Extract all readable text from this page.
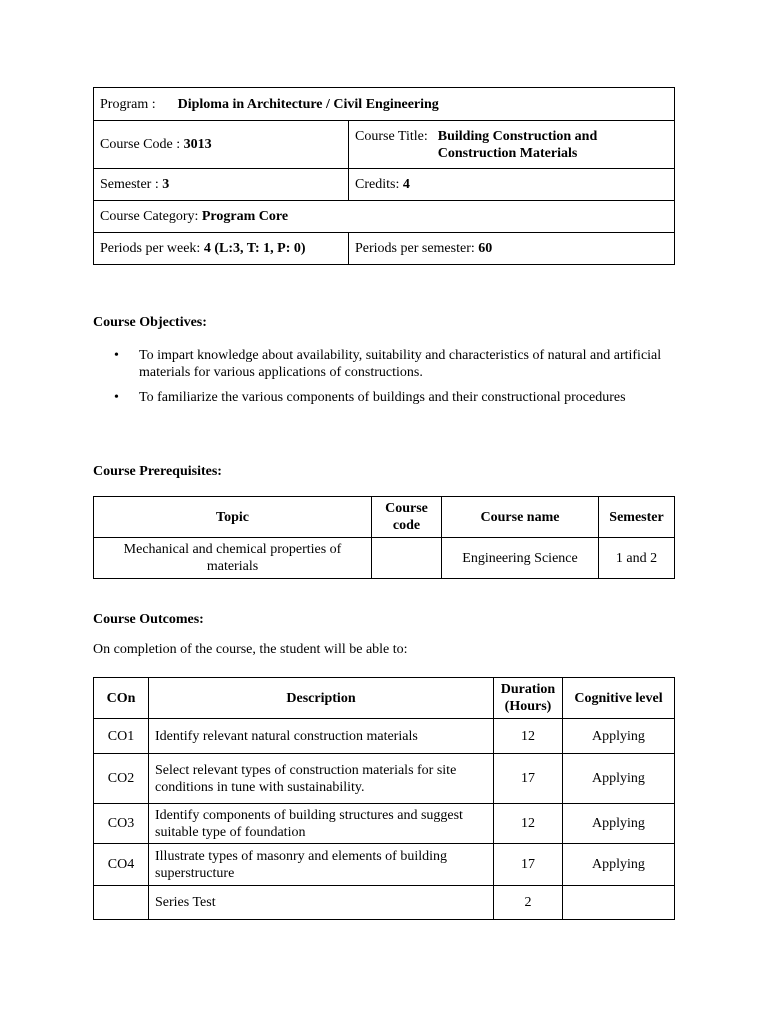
Program : Diploma in Architecture / Civil Engineering	
Course Code : 3013	Course Title: Building Construction and
Construction Materials

Semester : 3	Credits: 4
Course Category: Program Core	
Periods per week: 4 (L:3, T: 1, P: 0)	Periods per semester: 60
Course Objectives:
• To impart knowledge about availability, suitability and characteristics of natural and artificial materials for various applications of constructions.
• To familiarize the various components of buildings and their constructional procedures
Course Prerequisites:
Topic	Course code	Course name	Semester
Mechanical and chemical properties of materials		Engineering Science	1 and 2
Course Outcomes:
On completion of the course, the student will be able to:
COn	Description	Duration (Hours)	Cognitive level
CO1	Identify relevant natural construction materials	12	Applying
CO2	Select relevant types of construction materials for site conditions in tune with sustainability.	17	Applying
CO3	Identify components of building structures and suggest suitable type of foundation	12	Applying
CO4	Illustrate types of masonry and elements of building superstructure	17	Applying
	Series Test	2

* * * * * * *

> What needs to be done
Return from the data every line that holds "Program".

> Reply to the task
Program : Diploma in Architecture / Civil Engineering	
Course Category: Program Core	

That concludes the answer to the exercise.